PROBLEM TO SOLVE: Find the word "тестовых" in the records below. List each line containing it.

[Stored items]
— start —
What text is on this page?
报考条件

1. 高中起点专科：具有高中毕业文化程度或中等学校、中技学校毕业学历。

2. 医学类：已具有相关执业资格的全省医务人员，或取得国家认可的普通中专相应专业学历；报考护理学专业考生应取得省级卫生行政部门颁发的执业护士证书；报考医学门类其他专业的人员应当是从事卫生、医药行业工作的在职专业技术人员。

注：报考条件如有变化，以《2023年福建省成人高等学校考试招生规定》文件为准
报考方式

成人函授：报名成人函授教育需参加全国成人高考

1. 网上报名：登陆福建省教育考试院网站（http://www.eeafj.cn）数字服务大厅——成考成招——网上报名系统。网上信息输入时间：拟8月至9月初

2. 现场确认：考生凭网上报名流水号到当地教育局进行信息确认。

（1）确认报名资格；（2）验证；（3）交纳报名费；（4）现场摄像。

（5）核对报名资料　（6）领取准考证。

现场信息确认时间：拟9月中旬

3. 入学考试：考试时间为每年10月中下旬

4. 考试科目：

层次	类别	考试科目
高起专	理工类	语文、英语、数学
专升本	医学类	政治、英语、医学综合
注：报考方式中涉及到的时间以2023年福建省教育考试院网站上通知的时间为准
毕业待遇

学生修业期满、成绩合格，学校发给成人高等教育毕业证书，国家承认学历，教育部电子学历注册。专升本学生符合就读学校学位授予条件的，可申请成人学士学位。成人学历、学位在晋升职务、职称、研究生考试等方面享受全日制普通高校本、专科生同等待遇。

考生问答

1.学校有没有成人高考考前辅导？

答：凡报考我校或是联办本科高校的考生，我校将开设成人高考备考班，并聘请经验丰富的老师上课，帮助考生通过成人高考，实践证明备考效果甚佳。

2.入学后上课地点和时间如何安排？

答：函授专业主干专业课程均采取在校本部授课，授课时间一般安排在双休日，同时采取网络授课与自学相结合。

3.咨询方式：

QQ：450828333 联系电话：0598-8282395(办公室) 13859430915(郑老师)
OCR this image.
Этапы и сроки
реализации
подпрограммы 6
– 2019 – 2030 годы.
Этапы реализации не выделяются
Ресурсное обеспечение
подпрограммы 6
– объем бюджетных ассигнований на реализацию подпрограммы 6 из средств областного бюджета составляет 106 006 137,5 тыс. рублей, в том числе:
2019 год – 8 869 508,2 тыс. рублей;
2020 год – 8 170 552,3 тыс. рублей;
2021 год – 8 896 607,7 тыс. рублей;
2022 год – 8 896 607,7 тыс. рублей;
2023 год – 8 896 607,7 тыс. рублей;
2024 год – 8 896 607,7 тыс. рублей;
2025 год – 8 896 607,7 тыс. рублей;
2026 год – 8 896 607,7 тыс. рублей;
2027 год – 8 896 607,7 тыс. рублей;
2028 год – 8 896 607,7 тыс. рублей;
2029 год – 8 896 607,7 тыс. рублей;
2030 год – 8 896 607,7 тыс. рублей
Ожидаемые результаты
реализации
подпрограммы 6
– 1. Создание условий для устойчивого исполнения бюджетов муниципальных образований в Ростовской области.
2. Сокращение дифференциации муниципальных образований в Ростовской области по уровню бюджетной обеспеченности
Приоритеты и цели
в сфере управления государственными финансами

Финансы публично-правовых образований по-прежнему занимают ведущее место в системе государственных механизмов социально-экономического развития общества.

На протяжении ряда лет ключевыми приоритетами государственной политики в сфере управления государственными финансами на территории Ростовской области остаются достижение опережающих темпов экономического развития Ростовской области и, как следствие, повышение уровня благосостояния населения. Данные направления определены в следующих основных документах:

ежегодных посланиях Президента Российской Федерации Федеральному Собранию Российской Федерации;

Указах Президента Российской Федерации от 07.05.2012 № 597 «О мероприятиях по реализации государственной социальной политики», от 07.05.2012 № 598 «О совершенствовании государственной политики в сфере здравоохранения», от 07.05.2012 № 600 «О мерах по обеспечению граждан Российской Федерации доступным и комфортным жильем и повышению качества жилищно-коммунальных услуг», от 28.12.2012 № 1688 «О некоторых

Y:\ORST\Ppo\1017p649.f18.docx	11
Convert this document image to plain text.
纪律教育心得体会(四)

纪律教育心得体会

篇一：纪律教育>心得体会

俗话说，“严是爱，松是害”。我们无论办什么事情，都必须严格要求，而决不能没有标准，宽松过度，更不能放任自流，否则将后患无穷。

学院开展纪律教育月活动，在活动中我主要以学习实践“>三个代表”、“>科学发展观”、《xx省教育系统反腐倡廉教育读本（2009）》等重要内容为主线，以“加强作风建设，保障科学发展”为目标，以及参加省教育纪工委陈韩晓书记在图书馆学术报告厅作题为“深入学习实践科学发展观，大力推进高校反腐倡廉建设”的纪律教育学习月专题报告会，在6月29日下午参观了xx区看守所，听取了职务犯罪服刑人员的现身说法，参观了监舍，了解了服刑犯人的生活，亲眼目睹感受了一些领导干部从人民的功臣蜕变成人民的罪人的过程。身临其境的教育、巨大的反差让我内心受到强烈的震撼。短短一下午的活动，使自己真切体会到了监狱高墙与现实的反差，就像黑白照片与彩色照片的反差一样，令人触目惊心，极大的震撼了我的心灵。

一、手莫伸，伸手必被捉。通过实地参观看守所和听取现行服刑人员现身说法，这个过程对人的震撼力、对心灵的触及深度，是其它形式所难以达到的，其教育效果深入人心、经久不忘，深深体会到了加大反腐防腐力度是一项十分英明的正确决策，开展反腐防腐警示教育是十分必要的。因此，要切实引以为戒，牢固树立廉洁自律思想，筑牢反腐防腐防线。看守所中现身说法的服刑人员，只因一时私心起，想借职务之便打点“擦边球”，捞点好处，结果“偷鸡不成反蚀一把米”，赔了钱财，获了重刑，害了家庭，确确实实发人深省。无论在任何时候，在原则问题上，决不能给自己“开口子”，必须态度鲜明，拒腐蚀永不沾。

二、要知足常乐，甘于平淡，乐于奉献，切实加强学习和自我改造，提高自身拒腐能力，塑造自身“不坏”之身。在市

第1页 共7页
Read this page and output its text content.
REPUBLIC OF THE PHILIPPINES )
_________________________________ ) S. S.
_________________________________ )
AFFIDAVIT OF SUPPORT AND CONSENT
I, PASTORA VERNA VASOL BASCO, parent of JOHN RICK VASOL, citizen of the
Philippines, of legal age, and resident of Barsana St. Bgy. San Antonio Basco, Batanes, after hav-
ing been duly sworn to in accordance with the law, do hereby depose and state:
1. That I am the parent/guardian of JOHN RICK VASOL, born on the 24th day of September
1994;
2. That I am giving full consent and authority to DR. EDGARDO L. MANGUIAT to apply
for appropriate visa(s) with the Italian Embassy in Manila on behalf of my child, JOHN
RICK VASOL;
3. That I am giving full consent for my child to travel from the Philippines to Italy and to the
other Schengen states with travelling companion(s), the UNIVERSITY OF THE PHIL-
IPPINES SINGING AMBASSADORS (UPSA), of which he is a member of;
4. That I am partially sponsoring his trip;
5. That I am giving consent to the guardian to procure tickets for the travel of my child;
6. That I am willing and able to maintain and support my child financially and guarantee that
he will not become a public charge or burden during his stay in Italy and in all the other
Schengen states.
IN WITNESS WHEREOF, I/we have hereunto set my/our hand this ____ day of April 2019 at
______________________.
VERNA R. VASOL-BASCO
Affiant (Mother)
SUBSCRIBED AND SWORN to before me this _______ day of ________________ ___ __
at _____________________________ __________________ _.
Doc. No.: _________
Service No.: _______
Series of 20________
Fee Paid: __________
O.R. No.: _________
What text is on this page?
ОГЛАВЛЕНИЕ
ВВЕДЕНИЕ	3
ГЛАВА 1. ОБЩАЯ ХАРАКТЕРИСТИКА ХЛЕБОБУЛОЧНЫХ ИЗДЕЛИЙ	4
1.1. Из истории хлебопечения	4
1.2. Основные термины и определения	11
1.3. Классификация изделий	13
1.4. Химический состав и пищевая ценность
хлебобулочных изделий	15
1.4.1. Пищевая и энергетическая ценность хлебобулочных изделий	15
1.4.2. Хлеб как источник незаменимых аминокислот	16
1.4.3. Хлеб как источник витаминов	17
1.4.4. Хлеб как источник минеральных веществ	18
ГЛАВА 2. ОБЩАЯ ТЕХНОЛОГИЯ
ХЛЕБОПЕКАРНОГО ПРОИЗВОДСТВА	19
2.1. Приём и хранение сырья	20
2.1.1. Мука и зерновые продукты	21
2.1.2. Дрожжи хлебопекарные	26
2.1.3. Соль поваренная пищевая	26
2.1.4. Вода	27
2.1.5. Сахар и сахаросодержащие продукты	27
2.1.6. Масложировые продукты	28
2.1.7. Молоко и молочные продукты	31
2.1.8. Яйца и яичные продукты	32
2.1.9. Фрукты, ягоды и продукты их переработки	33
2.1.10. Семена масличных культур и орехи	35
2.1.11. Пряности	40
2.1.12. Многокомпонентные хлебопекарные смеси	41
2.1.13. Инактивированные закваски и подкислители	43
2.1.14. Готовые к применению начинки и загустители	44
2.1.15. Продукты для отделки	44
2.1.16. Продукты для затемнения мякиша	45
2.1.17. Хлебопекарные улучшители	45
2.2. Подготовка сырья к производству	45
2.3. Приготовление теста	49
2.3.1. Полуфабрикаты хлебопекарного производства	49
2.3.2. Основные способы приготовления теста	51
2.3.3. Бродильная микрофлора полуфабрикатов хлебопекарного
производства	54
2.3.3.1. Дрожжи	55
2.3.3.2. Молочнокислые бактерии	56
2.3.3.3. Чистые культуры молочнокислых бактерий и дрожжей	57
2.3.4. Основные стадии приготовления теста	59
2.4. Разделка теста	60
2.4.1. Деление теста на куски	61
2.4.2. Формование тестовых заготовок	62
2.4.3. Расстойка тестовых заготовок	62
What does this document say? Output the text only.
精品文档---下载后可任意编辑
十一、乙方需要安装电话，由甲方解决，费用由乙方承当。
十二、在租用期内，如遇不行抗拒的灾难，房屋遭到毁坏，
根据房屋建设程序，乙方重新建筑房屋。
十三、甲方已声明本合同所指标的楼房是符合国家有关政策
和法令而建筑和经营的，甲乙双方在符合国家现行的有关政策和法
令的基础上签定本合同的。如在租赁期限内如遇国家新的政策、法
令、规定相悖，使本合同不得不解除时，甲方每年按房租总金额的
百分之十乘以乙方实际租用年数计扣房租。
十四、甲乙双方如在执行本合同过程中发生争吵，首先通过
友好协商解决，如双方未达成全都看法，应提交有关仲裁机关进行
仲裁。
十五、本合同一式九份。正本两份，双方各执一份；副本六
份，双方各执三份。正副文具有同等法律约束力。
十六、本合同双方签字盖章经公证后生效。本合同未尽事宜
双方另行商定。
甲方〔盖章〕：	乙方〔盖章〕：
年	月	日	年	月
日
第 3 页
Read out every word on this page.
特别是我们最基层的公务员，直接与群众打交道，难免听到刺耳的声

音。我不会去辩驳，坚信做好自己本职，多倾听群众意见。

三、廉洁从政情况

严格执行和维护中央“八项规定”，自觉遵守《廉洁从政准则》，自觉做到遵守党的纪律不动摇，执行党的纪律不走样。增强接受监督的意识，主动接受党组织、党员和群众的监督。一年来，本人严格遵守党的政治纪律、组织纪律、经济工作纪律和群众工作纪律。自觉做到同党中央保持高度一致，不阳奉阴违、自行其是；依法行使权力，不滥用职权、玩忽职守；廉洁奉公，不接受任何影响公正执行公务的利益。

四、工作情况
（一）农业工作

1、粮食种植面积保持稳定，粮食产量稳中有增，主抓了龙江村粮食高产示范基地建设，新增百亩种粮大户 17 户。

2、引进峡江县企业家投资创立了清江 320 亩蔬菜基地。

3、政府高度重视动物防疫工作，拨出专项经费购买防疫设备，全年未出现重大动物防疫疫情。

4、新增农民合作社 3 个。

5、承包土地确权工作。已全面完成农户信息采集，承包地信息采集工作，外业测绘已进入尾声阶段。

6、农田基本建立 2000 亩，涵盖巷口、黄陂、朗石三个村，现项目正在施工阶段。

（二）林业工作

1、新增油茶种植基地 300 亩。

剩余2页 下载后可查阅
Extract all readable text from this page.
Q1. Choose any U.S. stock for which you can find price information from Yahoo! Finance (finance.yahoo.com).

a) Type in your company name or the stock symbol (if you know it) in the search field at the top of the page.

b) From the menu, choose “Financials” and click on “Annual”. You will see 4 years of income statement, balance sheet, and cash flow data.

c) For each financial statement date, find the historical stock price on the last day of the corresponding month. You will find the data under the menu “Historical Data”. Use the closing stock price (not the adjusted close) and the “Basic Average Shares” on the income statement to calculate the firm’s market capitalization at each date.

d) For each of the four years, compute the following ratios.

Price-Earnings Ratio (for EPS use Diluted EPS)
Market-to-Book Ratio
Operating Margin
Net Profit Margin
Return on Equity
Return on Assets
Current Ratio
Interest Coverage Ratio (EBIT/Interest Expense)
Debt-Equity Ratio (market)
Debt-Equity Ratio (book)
— end —
WRITTEN RESPONSE:
2.4.2. Формование тестовых заготовок	62
2.4.3. Расстойка тестовых заготовок	62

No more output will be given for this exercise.